(Work to do): The records below must be duplicated exactly, character for character.

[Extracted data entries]
* start *

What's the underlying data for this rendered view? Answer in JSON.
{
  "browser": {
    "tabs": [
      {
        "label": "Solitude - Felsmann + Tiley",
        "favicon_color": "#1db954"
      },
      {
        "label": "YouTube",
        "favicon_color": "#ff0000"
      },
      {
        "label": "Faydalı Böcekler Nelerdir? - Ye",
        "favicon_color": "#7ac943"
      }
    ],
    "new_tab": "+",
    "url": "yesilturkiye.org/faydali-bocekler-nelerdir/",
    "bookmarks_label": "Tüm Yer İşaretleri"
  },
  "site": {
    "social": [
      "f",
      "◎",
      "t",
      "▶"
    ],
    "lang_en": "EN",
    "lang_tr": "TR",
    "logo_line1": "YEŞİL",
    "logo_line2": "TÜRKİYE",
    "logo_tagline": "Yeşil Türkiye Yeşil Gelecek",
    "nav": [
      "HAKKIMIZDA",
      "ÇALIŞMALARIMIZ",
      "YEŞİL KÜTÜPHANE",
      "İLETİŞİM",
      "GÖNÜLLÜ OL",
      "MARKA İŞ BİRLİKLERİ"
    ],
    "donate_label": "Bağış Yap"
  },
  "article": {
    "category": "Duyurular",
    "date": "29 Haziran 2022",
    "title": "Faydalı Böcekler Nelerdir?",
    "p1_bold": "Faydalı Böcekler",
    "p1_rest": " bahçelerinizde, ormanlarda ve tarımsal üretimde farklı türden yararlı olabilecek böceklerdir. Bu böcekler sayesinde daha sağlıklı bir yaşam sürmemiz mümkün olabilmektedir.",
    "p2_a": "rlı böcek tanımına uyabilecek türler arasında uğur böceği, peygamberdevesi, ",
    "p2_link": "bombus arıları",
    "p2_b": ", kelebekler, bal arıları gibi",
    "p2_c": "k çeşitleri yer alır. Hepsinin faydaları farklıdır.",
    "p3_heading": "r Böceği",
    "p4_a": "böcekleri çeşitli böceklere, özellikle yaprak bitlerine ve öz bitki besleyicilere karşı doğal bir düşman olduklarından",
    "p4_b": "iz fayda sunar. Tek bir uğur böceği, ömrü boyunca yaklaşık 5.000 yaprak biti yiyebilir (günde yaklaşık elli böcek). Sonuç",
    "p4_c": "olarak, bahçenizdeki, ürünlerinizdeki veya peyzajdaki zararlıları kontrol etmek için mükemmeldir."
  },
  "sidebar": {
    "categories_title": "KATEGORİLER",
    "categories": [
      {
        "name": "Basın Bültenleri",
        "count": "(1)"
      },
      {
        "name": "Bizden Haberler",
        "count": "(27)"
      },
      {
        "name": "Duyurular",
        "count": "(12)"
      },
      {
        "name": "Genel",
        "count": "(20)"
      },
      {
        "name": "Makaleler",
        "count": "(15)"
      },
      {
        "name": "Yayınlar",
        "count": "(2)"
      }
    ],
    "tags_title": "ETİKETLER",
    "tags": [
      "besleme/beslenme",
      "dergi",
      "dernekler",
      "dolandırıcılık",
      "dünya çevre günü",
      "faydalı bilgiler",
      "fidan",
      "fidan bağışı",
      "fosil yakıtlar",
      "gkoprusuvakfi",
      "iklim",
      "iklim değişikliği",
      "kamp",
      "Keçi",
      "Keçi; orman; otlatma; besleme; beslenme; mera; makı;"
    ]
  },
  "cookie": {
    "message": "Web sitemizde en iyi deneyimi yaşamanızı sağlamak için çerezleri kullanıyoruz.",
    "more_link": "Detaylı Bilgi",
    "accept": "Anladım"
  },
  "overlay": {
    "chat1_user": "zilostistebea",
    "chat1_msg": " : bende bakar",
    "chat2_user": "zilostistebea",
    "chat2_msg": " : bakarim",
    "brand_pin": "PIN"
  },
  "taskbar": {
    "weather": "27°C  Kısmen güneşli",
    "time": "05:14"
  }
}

* end *

(Solution to this task):
What's the underlying data for this rendered view? Answer in JSON.
{
  "browser": {
    "tabs": [
      {
        "label": "Solitude - Felsmann + Tiley",
        "favicon_color": "#1db954"
      },
      {
        "label": "YouTube",
        "favicon_color": "#ff0000"
      },
      {
        "label": "Faydalı Böcekler Nelerdir? - Ye",
        "favicon_color": "#7ac943"
      }
    ],
    "new_tab": "+",
    "url": "yesilturkiye.org/faydali-bocekler-nelerdir/",
    "bookmarks_label": "Tüm Yer İşaretleri"
  },
  "site": {
    "social": [
      "f",
      "◎",
      "t",
      "▶"
    ],
    "lang_en": "EN",
    "lang_tr": "TR",
    "logo_line1": "YEŞİL",
    "logo_line2": "TÜRKİYE",
    "logo_tagline": "Yeşil Türkiye Yeşil Gelecek",
    "nav": [
      "HAKKIMIZDA",
      "ÇALIŞMALARIMIZ",
      "YEŞİL KÜTÜPHANE",
      "İLETİŞİM",
      "GÖNÜLLÜ OL",
      "MARKA İŞ BİRLİKLERİ"
    ],
    "donate_label": "Bağış Yap"
  },
  "article": {
    "category": "Duyurular",
    "date": "29 Haziran 2022",
    "title": "Faydalı Böcekler Nelerdir?",
    "p1_bold": "Faydalı Böcekler",
    "p1_rest": " bahçelerinizde, ormanlarda ve tarımsal üretimde farklı türden yararlı olabilecek böceklerdir. Bu böcekler sayesinde daha sağlıklı bir yaşam sürmemiz mümkün olabilmektedir.",
    "p2_a": "rlı böcek tanımına uyabilecek türler arasında uğur böceği, peygamberdevesi, ",
    "p2_link": "bombus arıları",
    "p2_b": ", kelebekler, bal arıları gibi",
    "p2_c": "k çeşitleri yer alır. Hepsinin faydaları farklıdır.",
    "p3_heading": "r Böceği",
    "p4_a": "böcekleri çeşitli böceklere, özellikle yaprak bitlerine ve öz bitki besleyicilere karşı doğal bir düşman olduklarından",
    "p4_b": "iz fayda sunar. Tek bir uğur böceği, ömrü boyunca yaklaşık 5.000 yaprak biti yiyebilir (günde yaklaşık elli böcek). Sonuç",
    "p4_c": "olarak, bahçenizdeki, ürünlerinizdeki veya peyzajdaki zararlıları kontrol etmek için mükemmeldir."
  },
  "sidebar": {
    "categories_title": "KATEGORİLER",
    "categories": [
      {
        "name": "Basın Bültenleri",
        "count": "(1)"
      },
      {
        "name": "Bizden Haberler",
        "count": "(27)"
      },
      {
        "name": "Duyurular",
        "count": "(12)"
      },
      {
        "name": "Genel",
        "count": "(20)"
      },
      {
        "name": "Makaleler",
        "count": "(15)"
      },
      {
        "name": "Yayınlar",
        "count": "(2)"
      }
    ],
    "tags_title": "ETİKETLER",
    "tags": [
      "besleme/beslenme",
      "dergi",
      "dernekler",
      "dolandırıcılık",
      "dünya çevre günü",
      "faydalı bilgiler",
      "fidan",
      "fidan bağışı",
      "fosil yakıtlar",
      "gkoprusuvakfi",
      "iklim",
      "iklim değişikliği",
      "kamp",
      "Keçi",
      "Keçi; orman; otlatma; besleme; beslenme; mera; makı;"
    ]
  },
  "cookie": {
    "message": "Web sitemizde en iyi deneyimi yaşamanızı sağlamak için çerezleri kullanıyoruz.",
    "more_link": "Detaylı Bilgi",
    "accept": "Anladım"
  },
  "overlay": {
    "chat1_user": "zilostistebea",
    "chat1_msg": " : bende bakar",
    "chat2_user": "zilostistebea",
    "chat2_msg": " : bakarim",
    "brand_pin": "PIN"
  },
  "taskbar": {
    "weather": "27°C  Kısmen güneşli",
    "time": "05:14"
  }
}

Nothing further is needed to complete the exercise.